*Problem description*:
Take the material below and retype it in full; pictures are left out.

((

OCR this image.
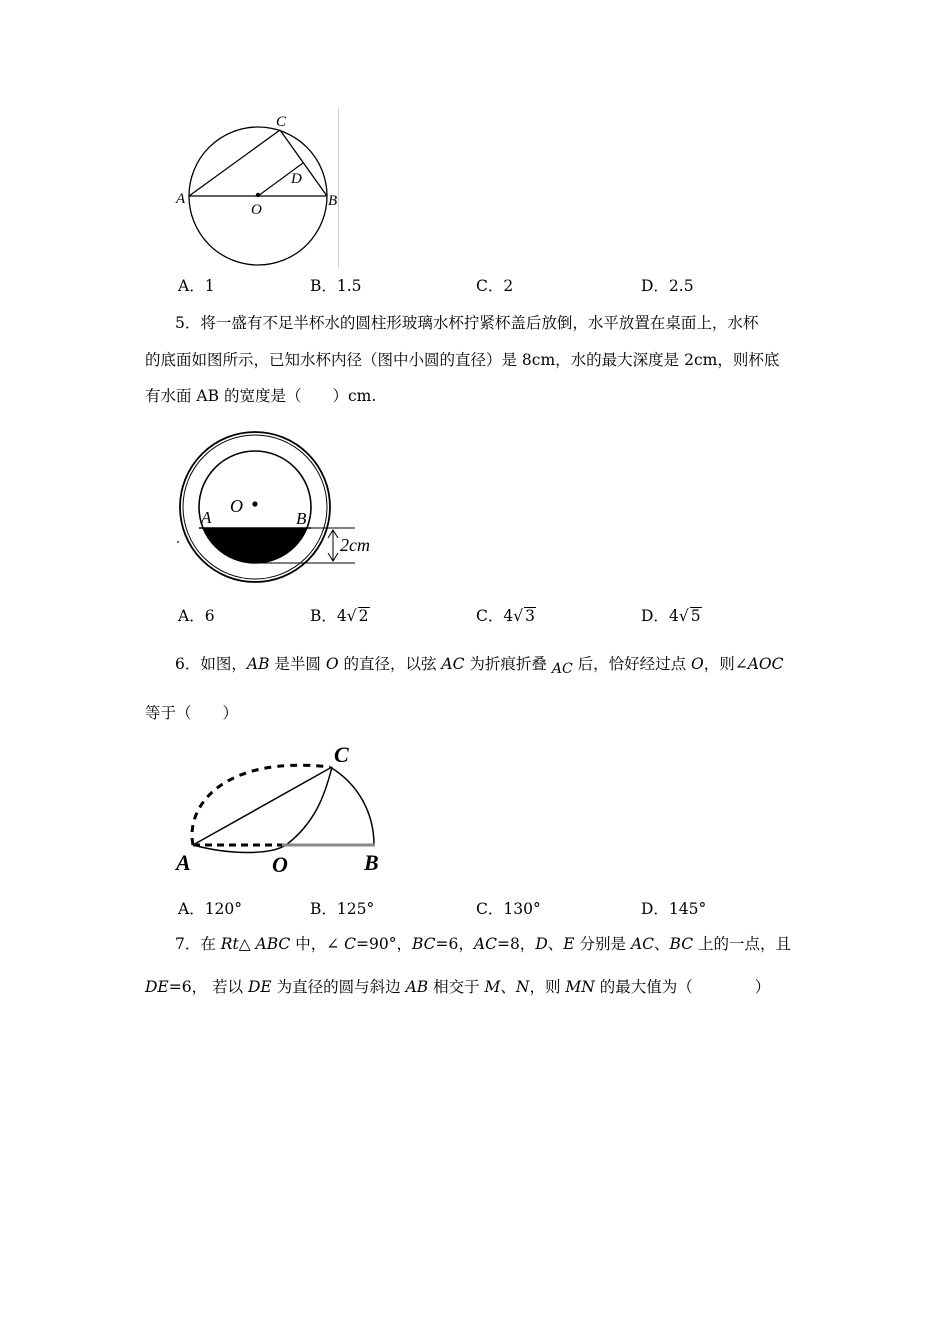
A	B
C
D
O
A．1	B．1.5	C．2	D．2.5
5．将一盛有不足半杯水的圆柱形玻璃水杯拧紧杯盖后放倒，水平放置在桌面上，水杯
的底面如图所示，已知水杯内径（图中小圆的直径）是 8cm，水的最大深度是 2cm，则杯底
有水面 AB 的宽度是（　　）cm.
A	B
O
2cm
A．6	B．4√ 2	C．4√ 3	D．4√ 5
6．如图，AB 是半圆 O 的直径，以弦 AC 为折痕折叠 AC 后，恰好经过点 O，则∠AOC
等于（　　）
A	O	B
C
A．120°	B．125°	C．130°	D．145°
7．在 Rt△ ABC 中，∠ C=90°，BC=6，AC=8，D、E 分别是 AC、BC 上的一点，且
DE=6， 若以 DE 为直径的圆与斜边 AB 相交于 M、N，则 MN 的最大值为（　　　　）
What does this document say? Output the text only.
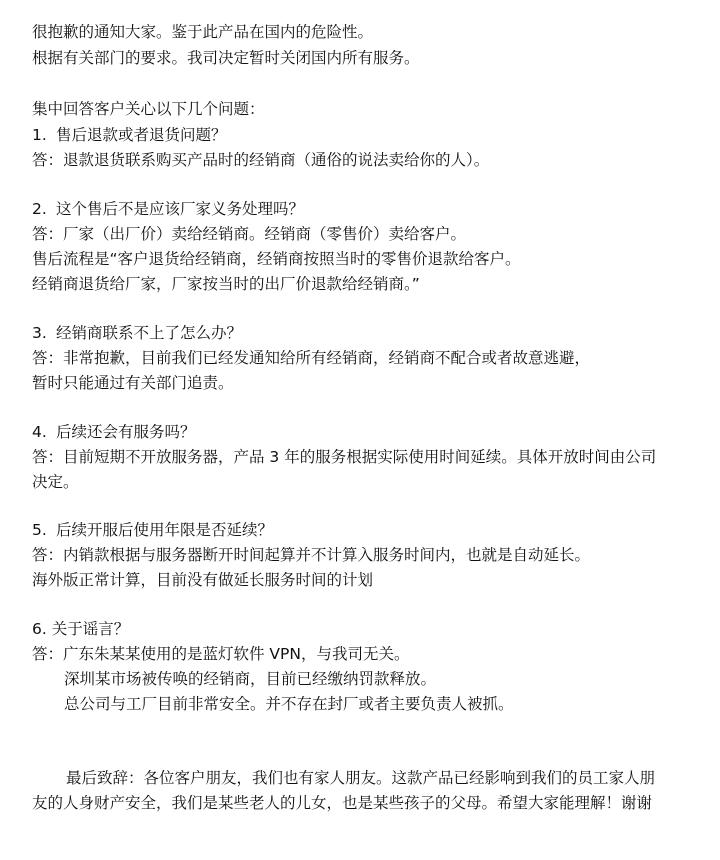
很抱歉的通知大家。鉴于此产品在国内的危险性。
根据有关部门的要求。我司决定暂时关闭国内所有服务。
集中回答客户关心以下几个问题：
1. 售后退款或者退货问题？
答：退款退货联系购买产品时的经销商（通俗的说法卖给你的人）。
2. 这个售后不是应该厂家义务处理吗？
答：厂家（出厂价）卖给经销商。经销商（零售价）卖给客户。
售后流程是“客户退货给经销商，经销商按照当时的零售价退款给客户。
经销商退货给厂家，厂家按当时的出厂价退款给经销商。”
3. 经销商联系不上了怎么办？
答：非常抱歉，目前我们已经发通知给所有经销商，经销商不配合或者故意逃避，
暂时只能通过有关部门追责。
4. 后续还会有服务吗？
答：目前短期不开放服务器，产品 3 年的服务根据实际使用时间延续。具体开放时间由公司
决定。
5. 后续开服后使用年限是否延续？
答：内销款根据与服务器断开时间起算并不计算入服务时间内，也就是自动延长。
海外版正常计算，目前没有做延长服务时间的计划
6. 关于谣言？
答：广东朱某某使用的是蓝灯软件 VPN，与我司无关。
深圳某市场被传唤的经销商，目前已经缴纳罚款释放。
总公司与工厂目前非常安全。并不存在封厂或者主要负责人被抓。
最后致辞：各位客户朋友，我们也有家人朋友。这款产品已经影响到我们的员工家人朋
友的人身财产安全，我们是某些老人的儿女，也是某些孩子的父母。希望大家能理解！谢谢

))

*Reply to the task*:
OCR this image.
A	B
C
D
O
A．1	B．1.5	C．2	D．2.5
5．将一盛有不足半杯水的圆柱形玻璃水杯拧紧杯盖后放倒，水平放置在桌面上，水杯
的底面如图所示，已知水杯内径（图中小圆的直径）是 8cm，水的最大深度是 2cm，则杯底
有水面 AB 的宽度是（　　）cm.
A	B
O
2cm
A．6	B．4√ 2	C．4√ 3	D．4√ 5
6．如图，AB 是半圆 O 的直径，以弦 AC 为折痕折叠 AC 后，恰好经过点 O，则∠AOC
等于（　　）
A	O	B
C
A．120°	B．125°	C．130°	D．145°
7．在 Rt△ ABC 中，∠ C=90°，BC=6，AC=8，D、E 分别是 AC、BC 上的一点，且
DE=6， 若以 DE 为直径的圆与斜边 AB 相交于 M、N，则 MN 的最大值为（　　　　）
What does this document say? Output the text only.
很抱歉的通知大家。鉴于此产品在国内的危险性。
根据有关部门的要求。我司决定暂时关闭国内所有服务。
集中回答客户关心以下几个问题：
1. 售后退款或者退货问题？
答：退款退货联系购买产品时的经销商（通俗的说法卖给你的人）。
2. 这个售后不是应该厂家义务处理吗？
答：厂家（出厂价）卖给经销商。经销商（零售价）卖给客户。
售后流程是“客户退货给经销商，经销商按照当时的零售价退款给客户。
经销商退货给厂家，厂家按当时的出厂价退款给经销商。”
3. 经销商联系不上了怎么办？
答：非常抱歉，目前我们已经发通知给所有经销商，经销商不配合或者故意逃避，
暂时只能通过有关部门追责。
4. 后续还会有服务吗？
答：目前短期不开放服务器，产品 3 年的服务根据实际使用时间延续。具体开放时间由公司
决定。
5. 后续开服后使用年限是否延续？
答：内销款根据与服务器断开时间起算并不计算入服务时间内，也就是自动延长。
海外版正常计算，目前没有做延长服务时间的计划
6. 关于谣言？
答：广东朱某某使用的是蓝灯软件 VPN，与我司无关。
深圳某市场被传唤的经销商，目前已经缴纳罚款释放。
总公司与工厂目前非常安全。并不存在封厂或者主要负责人被抓。
最后致辞：各位客户朋友，我们也有家人朋友。这款产品已经影响到我们的员工家人朋
友的人身财产安全，我们是某些老人的儿女，也是某些孩子的父母。希望大家能理解！谢谢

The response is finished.